* [Problem to solve]
Rewrite the rows below as a numbered list, leaving out any blank lines.
——————————
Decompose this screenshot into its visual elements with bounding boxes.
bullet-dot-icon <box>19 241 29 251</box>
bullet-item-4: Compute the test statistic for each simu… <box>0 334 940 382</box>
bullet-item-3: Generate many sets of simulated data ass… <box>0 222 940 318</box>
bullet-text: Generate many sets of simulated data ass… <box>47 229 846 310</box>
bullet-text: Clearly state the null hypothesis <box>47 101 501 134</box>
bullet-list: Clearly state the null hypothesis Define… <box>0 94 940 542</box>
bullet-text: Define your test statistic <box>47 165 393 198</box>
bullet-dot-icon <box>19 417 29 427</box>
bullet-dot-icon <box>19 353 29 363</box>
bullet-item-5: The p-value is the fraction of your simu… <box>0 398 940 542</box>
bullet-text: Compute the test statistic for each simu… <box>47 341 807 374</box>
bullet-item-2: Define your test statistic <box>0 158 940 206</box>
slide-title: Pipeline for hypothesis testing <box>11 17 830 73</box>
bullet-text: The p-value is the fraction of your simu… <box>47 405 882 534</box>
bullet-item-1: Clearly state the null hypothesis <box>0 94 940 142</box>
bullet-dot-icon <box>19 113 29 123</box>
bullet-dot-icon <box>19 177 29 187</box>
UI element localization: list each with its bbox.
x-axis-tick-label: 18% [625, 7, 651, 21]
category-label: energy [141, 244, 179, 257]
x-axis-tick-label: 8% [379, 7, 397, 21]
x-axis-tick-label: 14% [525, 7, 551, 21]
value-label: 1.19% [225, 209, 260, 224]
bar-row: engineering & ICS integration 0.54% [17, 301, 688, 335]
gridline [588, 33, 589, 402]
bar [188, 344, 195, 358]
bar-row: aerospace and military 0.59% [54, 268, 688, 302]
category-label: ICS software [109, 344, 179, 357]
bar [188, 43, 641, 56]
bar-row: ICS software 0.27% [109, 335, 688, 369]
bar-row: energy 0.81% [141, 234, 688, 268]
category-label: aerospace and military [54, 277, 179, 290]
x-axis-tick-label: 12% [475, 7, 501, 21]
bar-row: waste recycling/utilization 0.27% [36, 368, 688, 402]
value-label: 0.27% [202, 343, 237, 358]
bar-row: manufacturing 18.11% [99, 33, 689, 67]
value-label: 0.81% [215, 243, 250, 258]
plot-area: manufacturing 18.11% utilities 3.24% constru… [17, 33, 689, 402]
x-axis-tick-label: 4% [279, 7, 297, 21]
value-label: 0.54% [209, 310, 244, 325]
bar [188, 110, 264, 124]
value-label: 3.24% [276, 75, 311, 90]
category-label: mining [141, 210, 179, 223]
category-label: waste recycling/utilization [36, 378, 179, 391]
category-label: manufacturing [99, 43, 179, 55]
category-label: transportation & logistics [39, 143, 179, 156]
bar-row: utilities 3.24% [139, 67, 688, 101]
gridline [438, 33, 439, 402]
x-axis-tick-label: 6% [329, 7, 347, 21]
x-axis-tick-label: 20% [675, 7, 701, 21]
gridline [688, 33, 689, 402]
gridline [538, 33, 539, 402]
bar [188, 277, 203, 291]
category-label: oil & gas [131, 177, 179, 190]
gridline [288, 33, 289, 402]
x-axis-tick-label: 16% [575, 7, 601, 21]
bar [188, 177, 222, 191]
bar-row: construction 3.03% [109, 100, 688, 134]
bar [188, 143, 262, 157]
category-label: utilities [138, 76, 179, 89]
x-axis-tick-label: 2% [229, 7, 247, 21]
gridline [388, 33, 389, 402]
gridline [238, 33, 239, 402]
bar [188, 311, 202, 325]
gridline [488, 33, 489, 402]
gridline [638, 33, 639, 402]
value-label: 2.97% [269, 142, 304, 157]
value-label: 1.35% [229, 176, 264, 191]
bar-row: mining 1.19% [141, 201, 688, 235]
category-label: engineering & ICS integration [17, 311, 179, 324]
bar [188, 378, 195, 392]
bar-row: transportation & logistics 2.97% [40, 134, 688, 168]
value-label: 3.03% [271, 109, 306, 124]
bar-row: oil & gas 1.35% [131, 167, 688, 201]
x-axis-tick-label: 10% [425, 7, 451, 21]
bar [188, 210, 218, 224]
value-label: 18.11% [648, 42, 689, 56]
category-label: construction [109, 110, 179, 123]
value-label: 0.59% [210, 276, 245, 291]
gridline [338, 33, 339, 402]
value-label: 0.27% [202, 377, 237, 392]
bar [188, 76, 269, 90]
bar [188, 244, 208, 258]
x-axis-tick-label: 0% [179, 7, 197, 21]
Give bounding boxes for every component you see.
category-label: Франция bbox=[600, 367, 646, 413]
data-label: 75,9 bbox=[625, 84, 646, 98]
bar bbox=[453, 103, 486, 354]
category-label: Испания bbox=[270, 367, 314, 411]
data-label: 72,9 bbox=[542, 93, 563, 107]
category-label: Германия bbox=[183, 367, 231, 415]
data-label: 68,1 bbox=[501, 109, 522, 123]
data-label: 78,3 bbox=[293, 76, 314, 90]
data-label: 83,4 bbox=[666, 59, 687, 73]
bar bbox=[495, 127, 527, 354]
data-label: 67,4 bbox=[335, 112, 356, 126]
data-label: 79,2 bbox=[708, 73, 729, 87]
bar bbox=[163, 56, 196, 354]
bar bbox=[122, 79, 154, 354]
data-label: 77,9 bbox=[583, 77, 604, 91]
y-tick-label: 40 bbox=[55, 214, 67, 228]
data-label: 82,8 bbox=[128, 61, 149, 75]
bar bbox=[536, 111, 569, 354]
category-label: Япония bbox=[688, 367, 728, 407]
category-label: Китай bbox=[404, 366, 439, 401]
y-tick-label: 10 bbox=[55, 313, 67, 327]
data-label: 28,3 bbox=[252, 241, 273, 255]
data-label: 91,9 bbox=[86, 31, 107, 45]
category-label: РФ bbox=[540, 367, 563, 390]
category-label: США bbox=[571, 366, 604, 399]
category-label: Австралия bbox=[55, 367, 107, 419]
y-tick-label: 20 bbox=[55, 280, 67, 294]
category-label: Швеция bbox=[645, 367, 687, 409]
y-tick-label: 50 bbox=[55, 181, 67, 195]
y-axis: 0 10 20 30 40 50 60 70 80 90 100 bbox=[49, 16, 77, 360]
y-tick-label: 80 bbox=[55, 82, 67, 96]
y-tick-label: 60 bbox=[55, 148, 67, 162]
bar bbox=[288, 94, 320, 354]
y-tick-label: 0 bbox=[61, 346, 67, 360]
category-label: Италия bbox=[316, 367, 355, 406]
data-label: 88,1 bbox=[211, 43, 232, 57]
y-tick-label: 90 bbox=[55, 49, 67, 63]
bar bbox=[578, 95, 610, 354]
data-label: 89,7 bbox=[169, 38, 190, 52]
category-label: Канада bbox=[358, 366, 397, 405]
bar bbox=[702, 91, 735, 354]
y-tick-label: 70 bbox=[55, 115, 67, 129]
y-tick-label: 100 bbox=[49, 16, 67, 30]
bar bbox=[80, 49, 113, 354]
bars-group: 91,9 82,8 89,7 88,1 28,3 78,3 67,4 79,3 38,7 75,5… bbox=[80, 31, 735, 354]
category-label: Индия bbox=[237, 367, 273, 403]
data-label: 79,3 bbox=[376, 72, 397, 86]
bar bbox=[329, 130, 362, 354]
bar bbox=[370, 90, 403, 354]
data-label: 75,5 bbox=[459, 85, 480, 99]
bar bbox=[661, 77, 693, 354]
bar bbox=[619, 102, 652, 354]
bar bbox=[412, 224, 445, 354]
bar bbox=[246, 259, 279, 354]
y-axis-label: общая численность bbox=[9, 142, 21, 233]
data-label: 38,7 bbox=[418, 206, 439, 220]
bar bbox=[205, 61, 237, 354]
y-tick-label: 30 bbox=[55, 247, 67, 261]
——————————
* [Task response]
1. Decompose this screenshot into its visual elements with bounding boxes.
2. bullet-dot-icon <box>19 241 29 251</box>
3. bullet-item-4: Compute the test statistic for each simu… <box>0 334 940 382</box>
4. bullet-item-3: Generate many sets of simulated data ass… <box>0 222 940 318</box>
5. bullet-text: Generate many sets of simulated data ass… <box>47 229 846 310</box>
6. bullet-text: Clearly state the null hypothesis <box>47 101 501 134</box>
7. bullet-list: Clearly state the null hypothesis Define… <box>0 94 940 542</box>
8. bullet-text: Define your test statistic <box>47 165 393 198</box>
9. bullet-dot-icon <box>19 417 29 427</box>
10. bullet-dot-icon <box>19 353 29 363</box>
11. bullet-item-5: The p-value is the fraction of your simu… <box>0 398 940 542</box>
12. bullet-text: Compute the test statistic for each simu… <box>47 341 807 374</box>
13. bullet-item-2: Define your test statistic <box>0 158 940 206</box>
14. slide-title: Pipeline for hypothesis testing <box>11 17 830 73</box>
15. bullet-text: The p-value is the fraction of your simu… <box>47 405 882 534</box>
16. bullet-item-1: Clearly state the null hypothesis <box>0 94 940 142</box>
17. bullet-dot-icon <box>19 113 29 123</box>
18. bullet-dot-icon <box>19 177 29 187</box>
19. UI element localization: list each with its bbox.
20. x-axis-tick-label: 18% [625, 7, 651, 21]
21. category-label: energy [141, 244, 179, 257]
22. x-axis-tick-label: 8% [379, 7, 397, 21]
23. x-axis-tick-label: 14% [525, 7, 551, 21]
24. value-label: 1.19% [225, 209, 260, 224]
25. bar-row: engineering & ICS integration 0.54% [17, 301, 688, 335]
26. gridline [588, 33, 589, 402]
27. bar [188, 344, 195, 358]
28. bar-row: aerospace and military 0.59% [54, 268, 688, 302]
29. category-label: ICS software [109, 344, 179, 357]
30. bar [188, 43, 641, 56]
31. bar-row: ICS software 0.27% [109, 335, 688, 369]
32. bar-row: energy 0.81% [141, 234, 688, 268]
33. category-label: aerospace and military [54, 277, 179, 290]
34. x-axis-tick-label: 12% [475, 7, 501, 21]
35. bar-row: waste recycling/utilization 0.27% [36, 368, 688, 402]
36. value-label: 0.27% [202, 343, 237, 358]
37. bar-row: manufacturing 18.11% [99, 33, 689, 67]
38. value-label: 0.81% [215, 243, 250, 258]
39. plot-area: manufacturing 18.11% utilities 3.24% constru… [17, 33, 689, 402]
40. x-axis-tick-label: 4% [279, 7, 297, 21]
41. value-label: 0.54% [209, 310, 244, 325]
42. bar [188, 110, 264, 124]
43. value-label: 3.24% [276, 75, 311, 90]
44. category-label: mining [141, 210, 179, 223]
45. category-label: waste recycling/utilization [36, 378, 179, 391]
46. category-label: manufacturing [99, 43, 179, 55]
47. category-label: transportation & logistics [39, 143, 179, 156]
48. bar-row: utilities 3.24% [139, 67, 688, 101]
49. gridline [438, 33, 439, 402]
50. x-axis-tick-label: 6% [329, 7, 347, 21]
51. x-axis-tick-label: 20% [675, 7, 701, 21]
52. gridline [688, 33, 689, 402]
53. gridline [538, 33, 539, 402]
54. bar [188, 277, 203, 291]
55. category-label: oil & gas [131, 177, 179, 190]
56. gridline [288, 33, 289, 402]
57. x-axis-tick-label: 16% [575, 7, 601, 21]
58. bar [188, 177, 222, 191]
59. bar-row: construction 3.03% [109, 100, 688, 134]
60. bar [188, 143, 262, 157]
61. category-label: utilities [138, 76, 179, 89]
62. x-axis-tick-label: 2% [229, 7, 247, 21]
63. gridline [388, 33, 389, 402]
64. gridline [238, 33, 239, 402]
65. bar [188, 311, 202, 325]
66. gridline [488, 33, 489, 402]
67. gridline [638, 33, 639, 402]
68. value-label: 2.97% [269, 142, 304, 157]
69. value-label: 1.35% [229, 176, 264, 191]
70. bar-row: mining 1.19% [141, 201, 688, 235]
71. category-label: engineering & ICS integration [17, 311, 179, 324]
72. bar [188, 378, 195, 392]
73. bar-row: transportation & logistics 2.97% [40, 134, 688, 168]
74. value-label: 3.03% [271, 109, 306, 124]
75. bar-row: oil & gas 1.35% [131, 167, 688, 201]
76. x-axis-tick-label: 10% [425, 7, 451, 21]
77. bar [188, 210, 218, 224]
78. value-label: 18.11% [648, 42, 689, 56]
79. category-label: construction [109, 110, 179, 123]
80. value-label: 0.59% [210, 276, 245, 291]
81. gridline [338, 33, 339, 402]
82. value-label: 0.27% [202, 377, 237, 392]
83. bar [188, 76, 269, 90]
84. bar [188, 244, 208, 258]
85. x-axis-tick-label: 0% [179, 7, 197, 21]
86. Give bounding boxes for every component you see.
87. category-label: Франция bbox=[600, 367, 646, 413]
88. data-label: 75,9 bbox=[625, 84, 646, 98]
89. bar bbox=[453, 103, 486, 354]
90. category-label: Испания bbox=[270, 367, 314, 411]
91. data-label: 72,9 bbox=[542, 93, 563, 107]
92. category-label: Германия bbox=[183, 367, 231, 415]
93. data-label: 68,1 bbox=[501, 109, 522, 123]
94. data-label: 78,3 bbox=[293, 76, 314, 90]
95. data-label: 83,4 bbox=[666, 59, 687, 73]
96. bar bbox=[495, 127, 527, 354]
97. data-label: 67,4 bbox=[335, 112, 356, 126]
98. data-label: 79,2 bbox=[708, 73, 729, 87]
99. bar bbox=[163, 56, 196, 354]
100. bar bbox=[122, 79, 154, 354]
101. data-label: 77,9 bbox=[583, 77, 604, 91]
102. y-tick-label: 40 bbox=[55, 214, 67, 228]
103. data-label: 82,8 bbox=[128, 61, 149, 75]
104. bar bbox=[536, 111, 569, 354]
105. category-label: Япония bbox=[688, 367, 728, 407]
106. category-label: Китай bbox=[404, 366, 439, 401]
107. y-tick-label: 10 bbox=[55, 313, 67, 327]
108. data-label: 28,3 bbox=[252, 241, 273, 255]
109. data-label: 91,9 bbox=[86, 31, 107, 45]
110. category-label: РФ bbox=[540, 367, 563, 390]
111. category-label: США bbox=[571, 366, 604, 399]
112. category-label: Австралия bbox=[55, 367, 107, 419]
113. y-tick-label: 20 bbox=[55, 280, 67, 294]
114. category-label: Швеция bbox=[645, 367, 687, 409]
115. y-tick-label: 50 bbox=[55, 181, 67, 195]
116. y-axis: 0 10 20 30 40 50 60 70 80 90 100 bbox=[49, 16, 77, 360]
117. y-tick-label: 80 bbox=[55, 82, 67, 96]
118. y-tick-label: 60 bbox=[55, 148, 67, 162]
119. bar bbox=[288, 94, 320, 354]
120. y-tick-label: 0 bbox=[61, 346, 67, 360]
121. category-label: Италия bbox=[316, 367, 355, 406]
122. data-label: 88,1 bbox=[211, 43, 232, 57]
123. y-tick-label: 90 bbox=[55, 49, 67, 63]
124. bar bbox=[578, 95, 610, 354]
125. data-label: 89,7 bbox=[169, 38, 190, 52]
126. category-label: Канада bbox=[358, 366, 397, 405]
127. bar bbox=[702, 91, 735, 354]
128. y-tick-label: 70 bbox=[55, 115, 67, 129]
129. y-tick-label: 100 bbox=[49, 16, 67, 30]
130. bar bbox=[80, 49, 113, 354]
131. bars-group: 91,9 82,8 89,7 88,1 28,3 78,3 67,4 79,3 38,7 75,5… bbox=[80, 31, 735, 354]
132. category-label: Индия bbox=[237, 367, 273, 403]
133. data-label: 79,3 bbox=[376, 72, 397, 86]
134. bar bbox=[329, 130, 362, 354]
135. bar bbox=[370, 90, 403, 354]
136. data-label: 75,5 bbox=[459, 85, 480, 99]
137. bar bbox=[661, 77, 693, 354]
138. bar bbox=[619, 102, 652, 354]
139. bar bbox=[412, 224, 445, 354]
140. bar bbox=[246, 259, 279, 354]
141. y-axis-label: общая численность bbox=[9, 142, 21, 233]
142. data-label: 38,7 bbox=[418, 206, 439, 220]
143. bar bbox=[205, 61, 237, 354]
144. y-tick-label: 30 bbox=[55, 247, 67, 261]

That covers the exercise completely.